List every line below containing "months".
====
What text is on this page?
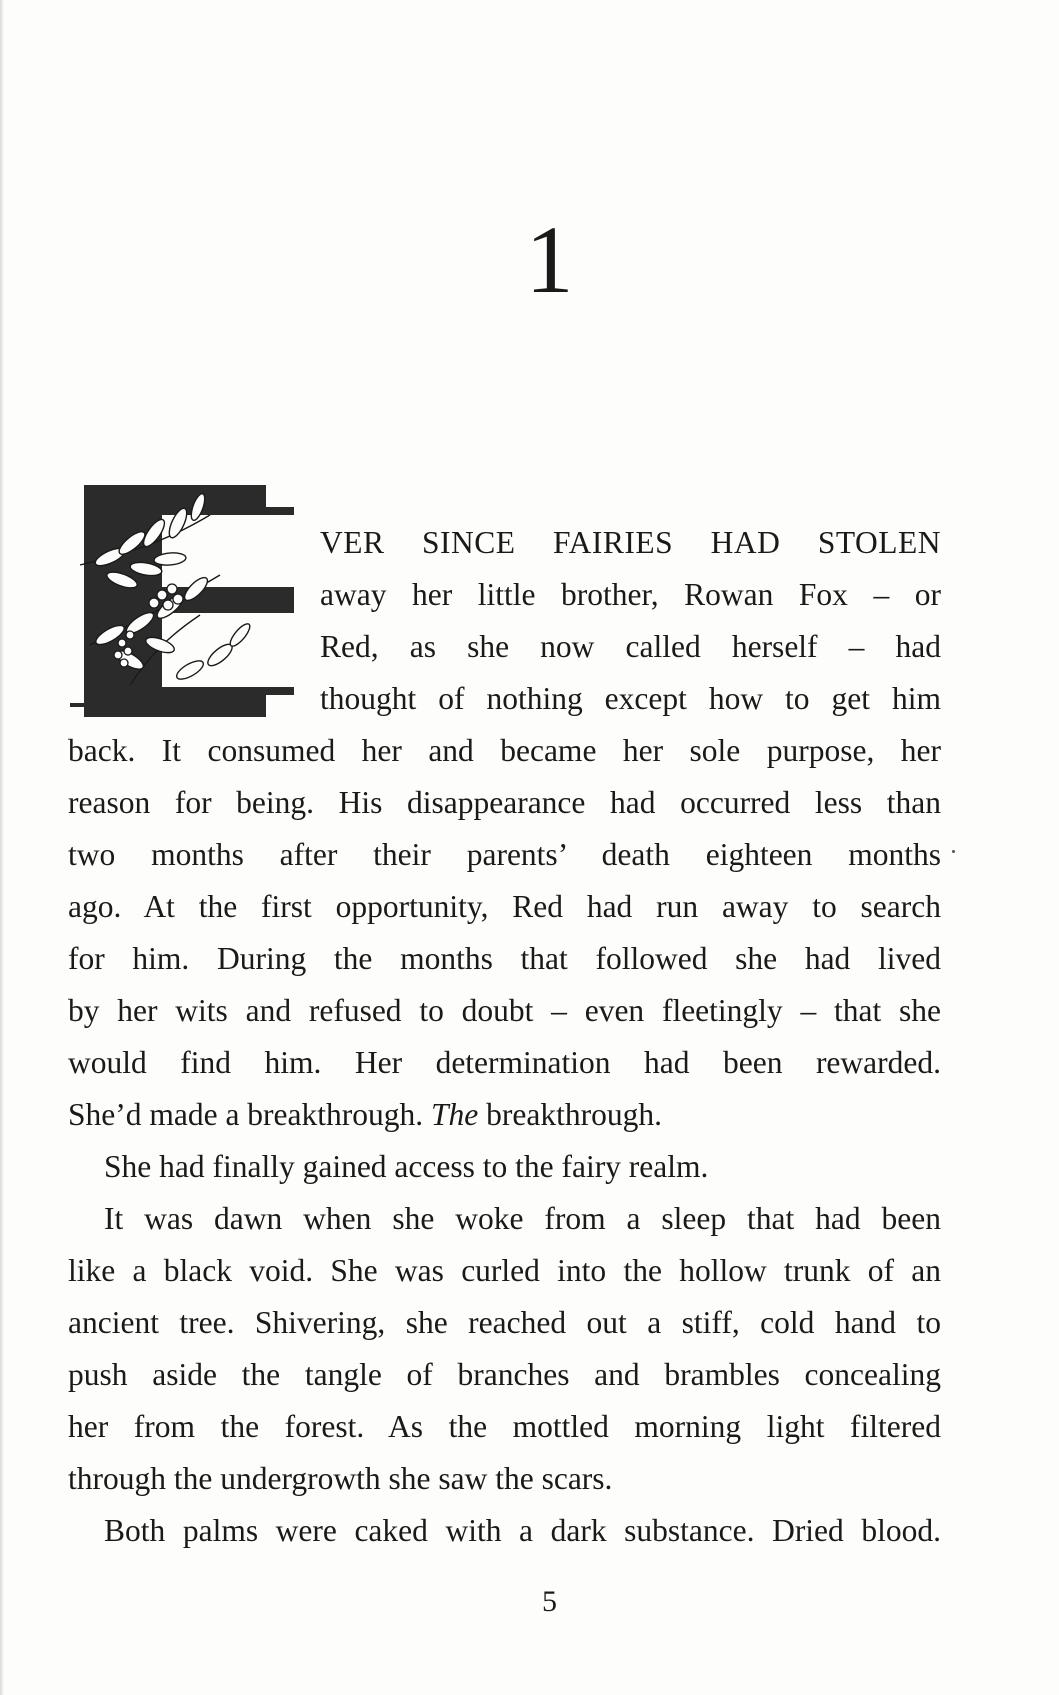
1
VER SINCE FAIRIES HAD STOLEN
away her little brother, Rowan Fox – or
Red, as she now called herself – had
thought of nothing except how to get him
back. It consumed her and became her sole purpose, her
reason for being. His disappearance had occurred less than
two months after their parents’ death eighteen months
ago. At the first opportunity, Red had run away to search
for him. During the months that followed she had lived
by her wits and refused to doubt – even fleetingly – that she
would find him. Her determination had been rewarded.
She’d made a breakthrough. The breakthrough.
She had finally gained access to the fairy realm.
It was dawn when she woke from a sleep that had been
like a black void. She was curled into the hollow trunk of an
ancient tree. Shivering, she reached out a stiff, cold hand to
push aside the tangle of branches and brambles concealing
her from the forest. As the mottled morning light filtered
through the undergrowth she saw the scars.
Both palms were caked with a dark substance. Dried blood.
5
====
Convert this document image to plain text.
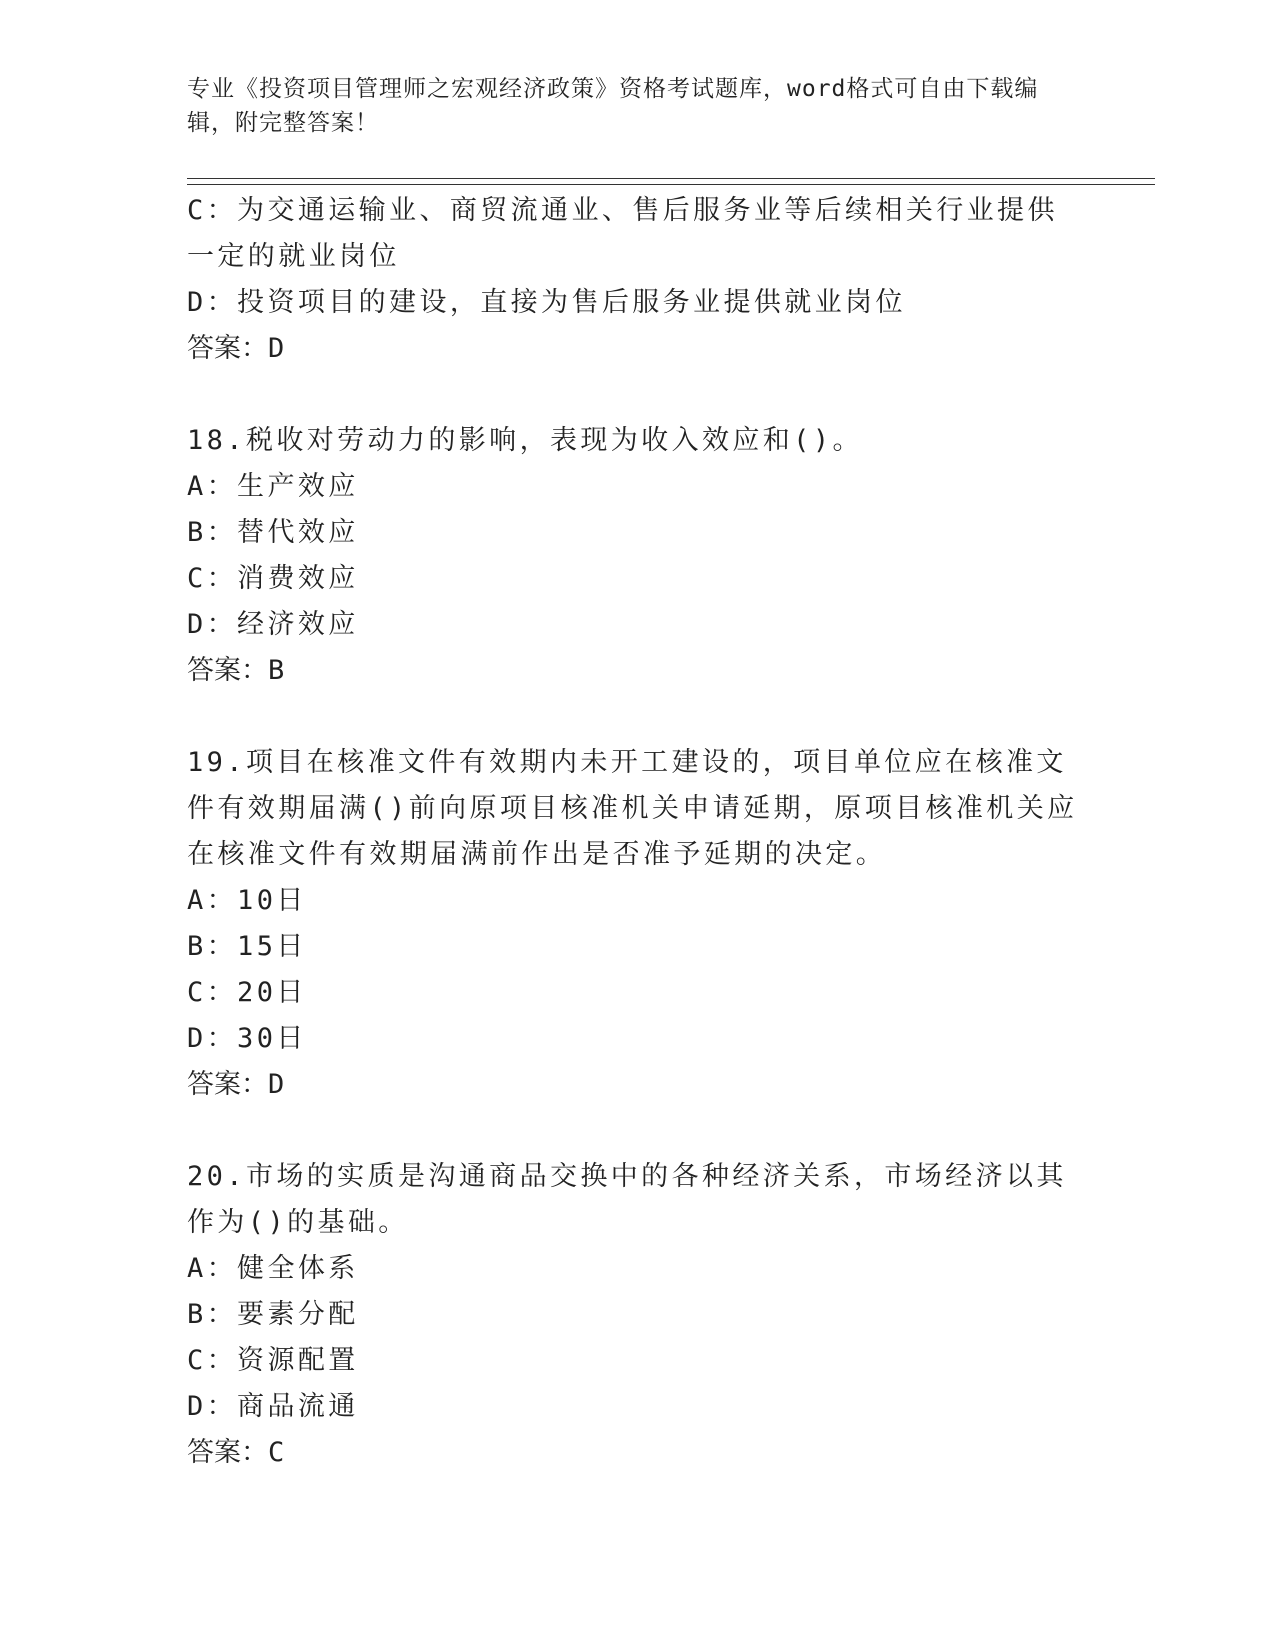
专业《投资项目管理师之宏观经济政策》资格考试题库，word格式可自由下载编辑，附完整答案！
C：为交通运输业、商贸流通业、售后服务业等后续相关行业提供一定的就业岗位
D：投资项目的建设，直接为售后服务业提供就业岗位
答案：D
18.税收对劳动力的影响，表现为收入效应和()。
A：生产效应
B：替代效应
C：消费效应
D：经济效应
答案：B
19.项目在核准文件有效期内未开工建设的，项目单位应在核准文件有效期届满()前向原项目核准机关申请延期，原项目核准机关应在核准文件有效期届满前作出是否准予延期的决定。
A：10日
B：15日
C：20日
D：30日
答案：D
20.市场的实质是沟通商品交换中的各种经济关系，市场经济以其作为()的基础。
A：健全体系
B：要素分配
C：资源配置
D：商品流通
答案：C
====
## SOLUTION TO THE EXERCISE
two months after their parents’ death eighteen months
for him. During the months that followed she had lived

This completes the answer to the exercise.